TASK STATEMENT – Reproduce the lines below without any change, from the first line through the line containing "trace-0815 [78, 192, 573, 214]", including both.

(Layout annotation records)

=======

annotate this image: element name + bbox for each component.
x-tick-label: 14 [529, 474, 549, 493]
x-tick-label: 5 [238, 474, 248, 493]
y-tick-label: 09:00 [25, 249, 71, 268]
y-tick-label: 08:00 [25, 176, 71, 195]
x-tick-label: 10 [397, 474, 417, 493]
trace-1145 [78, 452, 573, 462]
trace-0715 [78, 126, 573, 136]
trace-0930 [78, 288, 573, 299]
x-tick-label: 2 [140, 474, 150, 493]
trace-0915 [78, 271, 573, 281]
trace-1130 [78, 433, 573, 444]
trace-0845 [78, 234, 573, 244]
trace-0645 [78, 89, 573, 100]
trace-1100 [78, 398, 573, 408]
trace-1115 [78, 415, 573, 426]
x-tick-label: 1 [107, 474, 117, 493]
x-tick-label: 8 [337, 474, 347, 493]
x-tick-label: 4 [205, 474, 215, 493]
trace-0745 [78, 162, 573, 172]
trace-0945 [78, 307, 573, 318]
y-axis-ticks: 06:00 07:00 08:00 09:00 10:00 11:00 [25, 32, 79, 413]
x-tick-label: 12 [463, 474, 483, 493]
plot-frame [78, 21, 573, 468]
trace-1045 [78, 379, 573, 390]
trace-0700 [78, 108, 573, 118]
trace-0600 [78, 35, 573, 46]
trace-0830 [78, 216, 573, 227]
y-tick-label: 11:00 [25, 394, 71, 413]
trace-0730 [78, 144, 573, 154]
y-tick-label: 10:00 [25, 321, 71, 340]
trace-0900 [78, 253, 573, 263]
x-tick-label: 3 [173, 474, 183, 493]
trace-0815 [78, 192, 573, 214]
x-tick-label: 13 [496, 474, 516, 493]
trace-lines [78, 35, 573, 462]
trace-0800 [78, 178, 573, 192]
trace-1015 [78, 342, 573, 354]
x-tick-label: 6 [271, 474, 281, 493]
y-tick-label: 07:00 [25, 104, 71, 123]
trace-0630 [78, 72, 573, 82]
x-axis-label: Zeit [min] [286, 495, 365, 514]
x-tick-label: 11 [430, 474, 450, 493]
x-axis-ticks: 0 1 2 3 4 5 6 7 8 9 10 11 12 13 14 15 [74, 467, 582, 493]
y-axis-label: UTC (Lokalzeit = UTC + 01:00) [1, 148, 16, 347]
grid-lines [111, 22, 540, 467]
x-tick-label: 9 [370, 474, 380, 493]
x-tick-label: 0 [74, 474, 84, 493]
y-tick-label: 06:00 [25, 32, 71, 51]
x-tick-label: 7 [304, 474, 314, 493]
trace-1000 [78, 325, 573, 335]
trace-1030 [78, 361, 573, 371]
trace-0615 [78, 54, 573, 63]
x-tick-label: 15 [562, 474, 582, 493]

=======

WRITTEN ANSWER –
annotate this image: element name + bbox for each component.
x-tick-label: 14 [529, 474, 549, 493]
x-tick-label: 5 [238, 474, 248, 493]
y-tick-label: 09:00 [25, 249, 71, 268]
y-tick-label: 08:00 [25, 176, 71, 195]
x-tick-label: 10 [397, 474, 417, 493]
trace-1145 [78, 452, 573, 462]
trace-0715 [78, 126, 573, 136]
trace-0930 [78, 288, 573, 299]
x-tick-label: 2 [140, 474, 150, 493]
trace-0915 [78, 271, 573, 281]
trace-1130 [78, 433, 573, 444]
trace-0845 [78, 234, 573, 244]
trace-0645 [78, 89, 573, 100]
trace-1100 [78, 398, 573, 408]
trace-1115 [78, 415, 573, 426]
x-tick-label: 1 [107, 474, 117, 493]
x-tick-label: 8 [337, 474, 347, 493]
x-tick-label: 4 [205, 474, 215, 493]
trace-0745 [78, 162, 573, 172]
trace-0945 [78, 307, 573, 318]
y-axis-ticks: 06:00 07:00 08:00 09:00 10:00 11:00 [25, 32, 79, 413]
x-tick-label: 12 [463, 474, 483, 493]
plot-frame [78, 21, 573, 468]
trace-1045 [78, 379, 573, 390]
trace-0700 [78, 108, 573, 118]
trace-0600 [78, 35, 573, 46]
trace-0830 [78, 216, 573, 227]
y-tick-label: 11:00 [25, 394, 71, 413]
trace-0730 [78, 144, 573, 154]
y-tick-label: 10:00 [25, 321, 71, 340]
trace-0900 [78, 253, 573, 263]
x-tick-label: 3 [173, 474, 183, 493]
trace-0815 [78, 192, 573, 214]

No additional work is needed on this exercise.